___ Supplied records ___
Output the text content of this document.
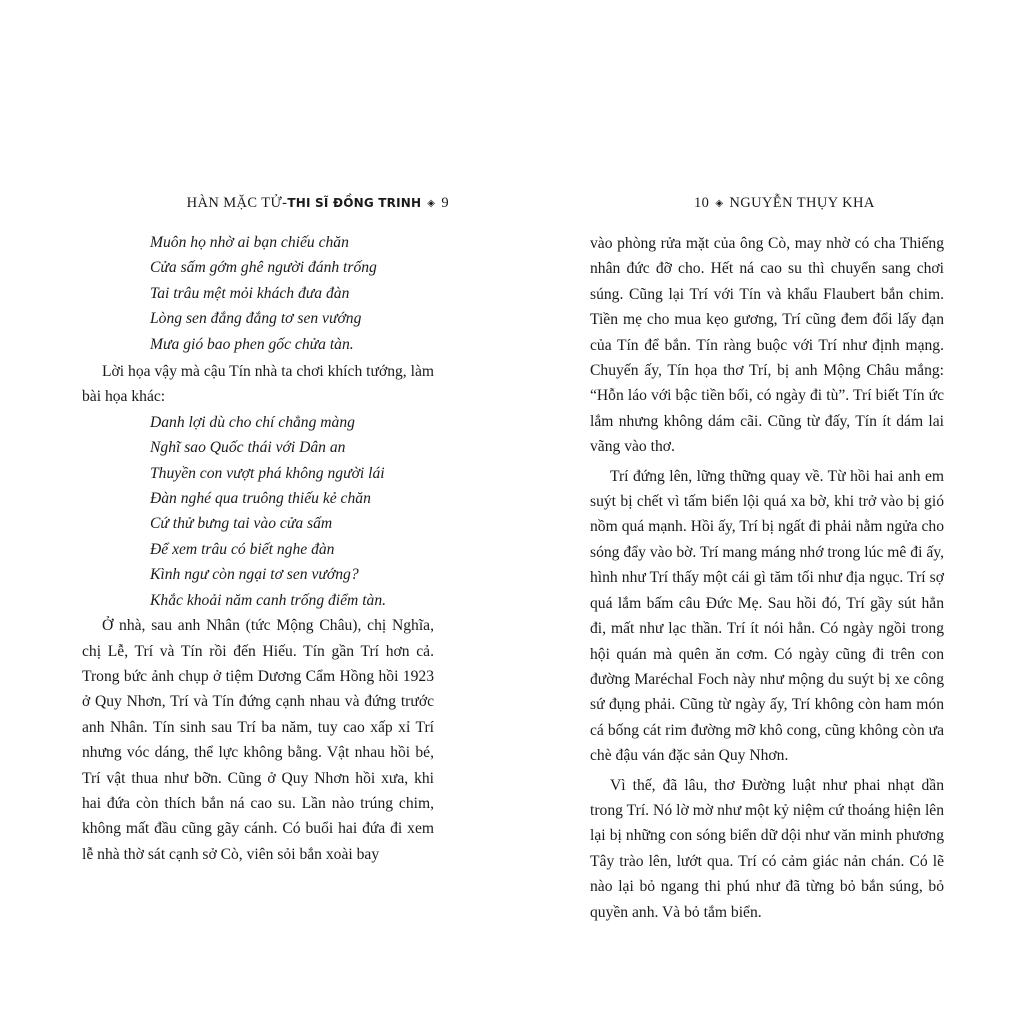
HÀN MẶC TỬ-THI SĨ ĐỒNG TRINH ◈ 9
Muôn họ nhờ ai bạn chiếu chăn
Cửa sấm gớm ghê người đánh trống
Tai trâu mệt mỏi khách đưa đàn
Lòng sen đắng đắng tơ sen vướng
Mưa gió bao phen gốc chửa tàn.

Lời họa vậy mà cậu Tín nhà ta chơi khích tướng, làm bài họa khác:

Danh lợi dù cho chí chẳng màng
Nghĩ sao Quốc thái với Dân an
Thuyền con vượt phá không người lái
Đàn nghé qua truông thiếu kẻ chăn
Cứ thử bưng tai vào cửa sấm
Để xem trâu có biết nghe đàn
Kình ngư còn ngại tơ sen vướng?
Khắc khoải năm canh trống điểm tàn.

Ở nhà, sau anh Nhân (tức Mộng Châu), chị Nghĩa, chị Lễ, Trí và Tín rồi đến Hiếu. Tín gần Trí hơn cả. Trong bức ảnh chụp ở tiệm Dương Cẩm Hồng hồi 1923 ở Quy Nhơn, Trí và Tín đứng cạnh nhau và đứng trước anh Nhân. Tín sinh sau Trí ba năm, tuy cao xấp xỉ Trí nhưng vóc dáng, thể lực không bằng. Vật nhau hồi bé, Trí vật thua như bỡn. Cũng ở Quy Nhơn hồi xưa, khi hai đứa còn thích bắn ná cao su. Lần nào trúng chim, không mất đầu cũng gãy cánh. Có buổi hai đứa đi xem lễ nhà thờ sát cạnh sở Cò, viên sỏi bắn xoài bay

10 ◈ NGUYỄN THỤY KHA

vào phòng rửa mặt của ông Cò, may nhờ có cha Thiếng nhân đức đỡ cho. Hết ná cao su thì chuyển sang chơi súng. Cũng lại Trí với Tín và khẩu Flaubert bắn chim. Tiền mẹ cho mua kẹo gương, Trí cũng đem đổi lấy đạn của Tín để bắn. Tín ràng buộc với Trí như định mạng. Chuyến ấy, Tín họa thơ Trí, bị anh Mộng Châu mắng: “Hỗn láo với bậc tiền bối, có ngày đi tù”. Trí biết Tín ức lắm nhưng không dám cãi. Cũng từ đấy, Tín ít dám lai vãng vào thơ.

Trí đứng lên, lững thững quay về. Từ hồi hai anh em suýt bị chết vì tấm biển lội quá xa bờ, khi trở vào bị gió nồm quá mạnh. Hồi ấy, Trí bị ngất đi phải nằm ngửa cho sóng đẩy vào bờ. Trí mang máng nhớ trong lúc mê đi ấy, hình như Trí thấy một cái gì tăm tối như địa ngục. Trí sợ quá lắm bấm câu Đức Mẹ. Sau hồi đó, Trí gầy sút hẳn đi, mất như lạc thần. Trí ít nói hẳn. Có ngày ngồi trong hội quán mà quên ăn cơm. Có ngày cũng đi trên con đường Maréchal Foch này như mộng du suýt bị xe công sứ đụng phải. Cũng từ ngày ấy, Trí không còn ham món cá bống cát rim đường mỡ khô cong, cũng không còn ưa chè đậu ván đặc sản Quy Nhơn.

Vì thế, đã lâu, thơ Đường luật như phai nhạt dần trong Trí. Nó lờ mờ như một kỷ niệm cứ thoáng hiện lên lại bị những con sóng biển dữ dội như văn minh phương Tây trào lên, lướt qua. Trí có cảm giác nản chán. Có lẽ nào lại bỏ ngang thi phú như đã từng bỏ bắn súng, bỏ quyền anh. Và bỏ tắm biển.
___
(Stated goal) Reproduce the listing above exactly, excluding all pictures.

(Worked answer)
Output the text content of this document.
HÀN MẶC TỬ-THI SĨ ĐỒNG TRINH ◈ 9
Muôn họ nhờ ai bạn chiếu chăn
Cửa sấm gớm ghê người đánh trống
Tai trâu mệt mỏi khách đưa đàn
Lòng sen đắng đắng tơ sen vướng
Mưa gió bao phen gốc chửa tàn.

Lời họa vậy mà cậu Tín nhà ta chơi khích tướng, làm bài họa khác:

Danh lợi dù cho chí chẳng màng
Nghĩ sao Quốc thái với Dân an
Thuyền con vượt phá không người lái
Đàn nghé qua truông thiếu kẻ chăn
Cứ thử bưng tai vào cửa sấm
Để xem trâu có biết nghe đàn
Kình ngư còn ngại tơ sen vướng?
Khắc khoải năm canh trống điểm tàn.

Ở nhà, sau anh Nhân (tức Mộng Châu), chị Nghĩa, chị Lễ, Trí và Tín rồi đến Hiếu. Tín gần Trí hơn cả. Trong bức ảnh chụp ở tiệm Dương Cẩm Hồng hồi 1923 ở Quy Nhơn, Trí và Tín đứng cạnh nhau và đứng trước anh Nhân. Tín sinh sau Trí ba năm, tuy cao xấp xỉ Trí nhưng vóc dáng, thể lực không bằng. Vật nhau hồi bé, Trí vật thua như bỡn. Cũng ở Quy Nhơn hồi xưa, khi hai đứa còn thích bắn ná cao su. Lần nào trúng chim, không mất đầu cũng gãy cánh. Có buổi hai đứa đi xem lễ nhà thờ sát cạnh sở Cò, viên sỏi bắn xoài bay

10 ◈ NGUYỄN THỤY KHA

vào phòng rửa mặt của ông Cò, may nhờ có cha Thiếng nhân đức đỡ cho. Hết ná cao su thì chuyển sang chơi súng. Cũng lại Trí với Tín và khẩu Flaubert bắn chim. Tiền mẹ cho mua kẹo gương, Trí cũng đem đổi lấy đạn của Tín để bắn. Tín ràng buộc với Trí như định mạng. Chuyến ấy, Tín họa thơ Trí, bị anh Mộng Châu mắng: “Hỗn láo với bậc tiền bối, có ngày đi tù”. Trí biết Tín ức lắm nhưng không dám cãi. Cũng từ đấy, Tín ít dám lai vãng vào thơ.

Trí đứng lên, lững thững quay về. Từ hồi hai anh em suýt bị chết vì tấm biển lội quá xa bờ, khi trở vào bị gió nồm quá mạnh. Hồi ấy, Trí bị ngất đi phải nằm ngửa cho sóng đẩy vào bờ. Trí mang máng nhớ trong lúc mê đi ấy, hình như Trí thấy một cái gì tăm tối như địa ngục. Trí sợ quá lắm bấm câu Đức Mẹ. Sau hồi đó, Trí gầy sút hẳn đi, mất như lạc thần. Trí ít nói hẳn. Có ngày ngồi trong hội quán mà quên ăn cơm. Có ngày cũng đi trên con đường Maréchal Foch này như mộng du suýt bị xe công sứ đụng phải. Cũng từ ngày ấy, Trí không còn ham món cá bống cát rim đường mỡ khô cong, cũng không còn ưa chè đậu ván đặc sản Quy Nhơn.

Vì thế, đã lâu, thơ Đường luật như phai nhạt dần trong Trí. Nó lờ mờ như một kỷ niệm cứ thoáng hiện lên lại bị những con sóng biển dữ dội như văn minh phương Tây trào lên, lướt qua. Trí có cảm giác nản chán. Có lẽ nào lại bỏ ngang thi phú như đã từng bỏ bắn súng, bỏ quyền anh. Và bỏ tắm biển.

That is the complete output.